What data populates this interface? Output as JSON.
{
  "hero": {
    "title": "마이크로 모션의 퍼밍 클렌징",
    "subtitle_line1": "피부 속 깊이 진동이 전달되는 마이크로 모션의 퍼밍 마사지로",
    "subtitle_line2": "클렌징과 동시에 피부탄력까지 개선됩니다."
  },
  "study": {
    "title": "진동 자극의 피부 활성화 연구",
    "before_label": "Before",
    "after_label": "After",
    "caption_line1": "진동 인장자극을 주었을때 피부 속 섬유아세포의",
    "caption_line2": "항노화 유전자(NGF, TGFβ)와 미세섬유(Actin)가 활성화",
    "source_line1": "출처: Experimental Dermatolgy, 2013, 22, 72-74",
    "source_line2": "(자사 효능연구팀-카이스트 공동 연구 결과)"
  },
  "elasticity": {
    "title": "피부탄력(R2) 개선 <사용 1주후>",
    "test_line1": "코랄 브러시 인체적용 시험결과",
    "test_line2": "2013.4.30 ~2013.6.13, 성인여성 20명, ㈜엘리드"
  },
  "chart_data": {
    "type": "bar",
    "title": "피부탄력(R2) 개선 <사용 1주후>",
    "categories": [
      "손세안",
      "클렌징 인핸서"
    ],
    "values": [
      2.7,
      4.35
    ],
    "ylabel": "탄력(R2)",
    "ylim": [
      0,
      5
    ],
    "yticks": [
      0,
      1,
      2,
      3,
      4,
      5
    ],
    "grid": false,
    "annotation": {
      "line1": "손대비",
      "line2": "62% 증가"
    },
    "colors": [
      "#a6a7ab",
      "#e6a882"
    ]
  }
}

- _What to work on_:
How many lines of the data contain the word "마이크로"? Answer with the number alone.

- _Task output_:
2